> [Exercise description]: Gather up the lines with the word "regressiya" in them.
── Information provided
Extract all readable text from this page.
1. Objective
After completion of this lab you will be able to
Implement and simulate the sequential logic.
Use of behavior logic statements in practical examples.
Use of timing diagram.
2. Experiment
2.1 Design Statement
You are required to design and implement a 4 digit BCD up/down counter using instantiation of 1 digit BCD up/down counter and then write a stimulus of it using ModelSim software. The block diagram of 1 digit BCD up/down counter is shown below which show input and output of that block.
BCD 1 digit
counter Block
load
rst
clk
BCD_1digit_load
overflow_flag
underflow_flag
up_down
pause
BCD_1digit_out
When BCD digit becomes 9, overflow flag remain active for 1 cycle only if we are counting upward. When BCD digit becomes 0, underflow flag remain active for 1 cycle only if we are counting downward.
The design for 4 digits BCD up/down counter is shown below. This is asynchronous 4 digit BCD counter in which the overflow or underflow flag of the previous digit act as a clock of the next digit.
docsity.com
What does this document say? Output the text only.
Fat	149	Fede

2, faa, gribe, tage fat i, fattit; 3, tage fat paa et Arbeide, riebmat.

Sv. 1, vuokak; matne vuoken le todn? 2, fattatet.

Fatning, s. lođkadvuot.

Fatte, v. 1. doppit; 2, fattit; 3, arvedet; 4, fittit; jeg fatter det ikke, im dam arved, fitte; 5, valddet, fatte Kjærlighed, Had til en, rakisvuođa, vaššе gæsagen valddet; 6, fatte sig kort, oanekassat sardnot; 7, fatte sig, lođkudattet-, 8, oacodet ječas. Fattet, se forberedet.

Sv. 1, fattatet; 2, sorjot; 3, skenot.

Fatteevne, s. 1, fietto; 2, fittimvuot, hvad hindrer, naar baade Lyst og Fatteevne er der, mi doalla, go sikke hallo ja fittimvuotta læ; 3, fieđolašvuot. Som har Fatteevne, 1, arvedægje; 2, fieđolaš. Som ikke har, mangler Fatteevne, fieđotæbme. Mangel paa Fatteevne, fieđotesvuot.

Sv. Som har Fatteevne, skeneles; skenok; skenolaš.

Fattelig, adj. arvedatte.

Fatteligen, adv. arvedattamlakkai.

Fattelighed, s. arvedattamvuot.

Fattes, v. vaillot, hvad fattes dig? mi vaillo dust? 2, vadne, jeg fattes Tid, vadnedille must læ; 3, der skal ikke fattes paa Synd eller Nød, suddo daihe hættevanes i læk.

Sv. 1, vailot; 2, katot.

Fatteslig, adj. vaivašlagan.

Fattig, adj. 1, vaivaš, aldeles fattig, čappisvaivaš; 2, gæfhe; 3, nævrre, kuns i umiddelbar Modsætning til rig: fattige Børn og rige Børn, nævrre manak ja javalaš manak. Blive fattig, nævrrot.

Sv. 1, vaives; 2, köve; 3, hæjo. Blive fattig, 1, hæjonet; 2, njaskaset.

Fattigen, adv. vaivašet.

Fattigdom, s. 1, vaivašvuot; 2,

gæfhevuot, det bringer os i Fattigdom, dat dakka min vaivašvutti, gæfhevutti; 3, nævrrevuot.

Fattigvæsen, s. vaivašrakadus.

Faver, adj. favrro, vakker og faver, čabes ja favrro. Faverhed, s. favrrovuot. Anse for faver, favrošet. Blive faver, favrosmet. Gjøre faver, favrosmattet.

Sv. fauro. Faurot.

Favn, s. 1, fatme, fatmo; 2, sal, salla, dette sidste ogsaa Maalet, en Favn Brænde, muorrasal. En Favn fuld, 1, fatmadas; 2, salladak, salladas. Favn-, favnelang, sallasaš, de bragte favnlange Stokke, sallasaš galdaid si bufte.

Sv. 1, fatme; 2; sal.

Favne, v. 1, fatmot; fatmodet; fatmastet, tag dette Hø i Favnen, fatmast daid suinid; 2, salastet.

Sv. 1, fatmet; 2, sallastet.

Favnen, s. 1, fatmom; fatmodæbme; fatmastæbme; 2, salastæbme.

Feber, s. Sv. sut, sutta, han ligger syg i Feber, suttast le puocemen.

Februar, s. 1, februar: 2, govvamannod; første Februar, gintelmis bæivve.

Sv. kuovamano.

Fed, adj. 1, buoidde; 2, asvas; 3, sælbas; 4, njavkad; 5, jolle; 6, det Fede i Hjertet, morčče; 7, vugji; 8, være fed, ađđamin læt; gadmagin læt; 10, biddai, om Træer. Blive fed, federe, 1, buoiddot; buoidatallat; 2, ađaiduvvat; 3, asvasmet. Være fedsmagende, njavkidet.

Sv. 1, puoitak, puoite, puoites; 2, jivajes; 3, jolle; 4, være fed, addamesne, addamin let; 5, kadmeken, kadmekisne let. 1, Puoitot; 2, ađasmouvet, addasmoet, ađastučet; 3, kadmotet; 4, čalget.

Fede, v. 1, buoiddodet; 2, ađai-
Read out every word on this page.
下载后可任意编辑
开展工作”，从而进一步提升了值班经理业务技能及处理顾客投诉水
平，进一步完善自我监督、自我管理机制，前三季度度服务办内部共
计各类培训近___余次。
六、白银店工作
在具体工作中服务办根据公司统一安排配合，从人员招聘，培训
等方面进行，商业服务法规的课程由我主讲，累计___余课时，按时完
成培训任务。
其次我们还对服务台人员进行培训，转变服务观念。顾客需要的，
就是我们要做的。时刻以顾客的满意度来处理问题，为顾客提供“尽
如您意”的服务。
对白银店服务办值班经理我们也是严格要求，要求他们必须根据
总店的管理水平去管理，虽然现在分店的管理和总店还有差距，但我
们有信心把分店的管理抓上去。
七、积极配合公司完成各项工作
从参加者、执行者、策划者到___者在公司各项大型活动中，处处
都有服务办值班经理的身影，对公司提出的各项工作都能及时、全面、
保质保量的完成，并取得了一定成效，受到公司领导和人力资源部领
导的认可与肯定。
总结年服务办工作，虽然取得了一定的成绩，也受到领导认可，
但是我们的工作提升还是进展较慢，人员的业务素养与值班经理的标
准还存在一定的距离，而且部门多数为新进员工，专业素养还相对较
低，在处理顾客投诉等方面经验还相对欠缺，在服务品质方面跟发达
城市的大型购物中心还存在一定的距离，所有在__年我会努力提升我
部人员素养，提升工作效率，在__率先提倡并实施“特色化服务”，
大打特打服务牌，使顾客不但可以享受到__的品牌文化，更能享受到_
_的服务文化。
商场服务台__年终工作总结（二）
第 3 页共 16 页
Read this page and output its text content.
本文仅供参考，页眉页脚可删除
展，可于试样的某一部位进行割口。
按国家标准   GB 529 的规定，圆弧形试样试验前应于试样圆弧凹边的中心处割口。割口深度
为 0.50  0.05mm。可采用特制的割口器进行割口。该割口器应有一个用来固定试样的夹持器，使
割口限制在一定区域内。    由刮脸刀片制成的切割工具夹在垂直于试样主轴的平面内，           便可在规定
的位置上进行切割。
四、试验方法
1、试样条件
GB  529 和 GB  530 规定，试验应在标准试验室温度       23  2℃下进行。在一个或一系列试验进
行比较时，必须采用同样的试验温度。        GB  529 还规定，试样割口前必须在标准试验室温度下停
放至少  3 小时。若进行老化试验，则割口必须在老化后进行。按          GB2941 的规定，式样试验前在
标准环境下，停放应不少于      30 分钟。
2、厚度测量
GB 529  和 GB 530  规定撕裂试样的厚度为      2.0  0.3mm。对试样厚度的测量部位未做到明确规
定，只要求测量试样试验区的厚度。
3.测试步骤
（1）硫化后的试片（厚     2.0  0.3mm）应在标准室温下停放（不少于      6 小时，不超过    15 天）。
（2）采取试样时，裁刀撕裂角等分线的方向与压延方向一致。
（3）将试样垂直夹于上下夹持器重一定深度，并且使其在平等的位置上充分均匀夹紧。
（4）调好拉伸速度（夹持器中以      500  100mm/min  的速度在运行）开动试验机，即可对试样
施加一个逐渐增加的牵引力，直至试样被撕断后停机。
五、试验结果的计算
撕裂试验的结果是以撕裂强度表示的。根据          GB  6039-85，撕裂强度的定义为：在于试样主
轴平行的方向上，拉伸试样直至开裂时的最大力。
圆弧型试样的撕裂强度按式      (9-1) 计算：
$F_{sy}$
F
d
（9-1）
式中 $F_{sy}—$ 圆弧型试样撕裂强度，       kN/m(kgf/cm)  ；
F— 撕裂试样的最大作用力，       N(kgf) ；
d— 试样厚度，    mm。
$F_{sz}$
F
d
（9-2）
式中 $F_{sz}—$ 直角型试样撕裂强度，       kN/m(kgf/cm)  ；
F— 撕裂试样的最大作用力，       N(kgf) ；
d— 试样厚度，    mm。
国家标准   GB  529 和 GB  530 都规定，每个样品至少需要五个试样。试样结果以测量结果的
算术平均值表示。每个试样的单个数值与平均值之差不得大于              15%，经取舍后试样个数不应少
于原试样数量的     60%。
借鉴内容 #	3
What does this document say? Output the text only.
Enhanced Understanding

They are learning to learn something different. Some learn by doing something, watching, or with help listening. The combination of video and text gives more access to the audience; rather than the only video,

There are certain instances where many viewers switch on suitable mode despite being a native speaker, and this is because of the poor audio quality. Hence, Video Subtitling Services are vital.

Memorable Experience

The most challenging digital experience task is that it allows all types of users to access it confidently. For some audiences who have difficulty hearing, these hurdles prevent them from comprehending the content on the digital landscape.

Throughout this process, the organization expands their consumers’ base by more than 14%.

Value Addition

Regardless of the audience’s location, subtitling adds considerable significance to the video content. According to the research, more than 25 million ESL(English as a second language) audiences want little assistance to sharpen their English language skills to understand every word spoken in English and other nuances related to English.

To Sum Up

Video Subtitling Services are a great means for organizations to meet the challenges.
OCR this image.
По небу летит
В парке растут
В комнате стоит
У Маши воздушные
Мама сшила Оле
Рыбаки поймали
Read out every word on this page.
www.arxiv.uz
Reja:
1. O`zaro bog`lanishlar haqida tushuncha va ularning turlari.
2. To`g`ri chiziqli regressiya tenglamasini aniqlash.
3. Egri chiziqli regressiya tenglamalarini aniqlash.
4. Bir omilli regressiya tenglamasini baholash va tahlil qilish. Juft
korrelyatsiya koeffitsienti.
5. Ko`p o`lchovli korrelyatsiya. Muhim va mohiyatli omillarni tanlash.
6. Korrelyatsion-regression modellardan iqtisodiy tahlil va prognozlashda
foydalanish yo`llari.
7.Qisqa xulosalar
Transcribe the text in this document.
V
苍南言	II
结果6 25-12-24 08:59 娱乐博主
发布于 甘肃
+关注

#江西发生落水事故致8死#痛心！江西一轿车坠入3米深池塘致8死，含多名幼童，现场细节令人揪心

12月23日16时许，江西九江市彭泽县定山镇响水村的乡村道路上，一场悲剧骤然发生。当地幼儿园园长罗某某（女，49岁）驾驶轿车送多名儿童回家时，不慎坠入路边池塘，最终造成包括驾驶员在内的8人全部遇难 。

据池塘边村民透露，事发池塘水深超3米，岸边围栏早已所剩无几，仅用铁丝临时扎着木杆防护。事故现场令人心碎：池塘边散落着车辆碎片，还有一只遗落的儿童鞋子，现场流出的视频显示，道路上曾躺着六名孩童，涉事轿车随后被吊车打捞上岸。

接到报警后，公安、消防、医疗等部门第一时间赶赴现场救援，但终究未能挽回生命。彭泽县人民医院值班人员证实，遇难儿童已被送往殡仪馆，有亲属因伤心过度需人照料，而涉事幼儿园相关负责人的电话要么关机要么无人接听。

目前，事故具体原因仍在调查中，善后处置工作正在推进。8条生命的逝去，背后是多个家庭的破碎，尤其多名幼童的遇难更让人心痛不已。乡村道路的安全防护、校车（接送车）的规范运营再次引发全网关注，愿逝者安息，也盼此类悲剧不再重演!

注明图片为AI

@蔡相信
────
> [Complete answer]:
2. To`g`ri chiziqli regressiya tenglamasini aniqlash.
3. Egri chiziqli regressiya tenglamalarini aniqlash.
4. Bir omilli regressiya tenglamasini baholash va tahlil qilish. Juft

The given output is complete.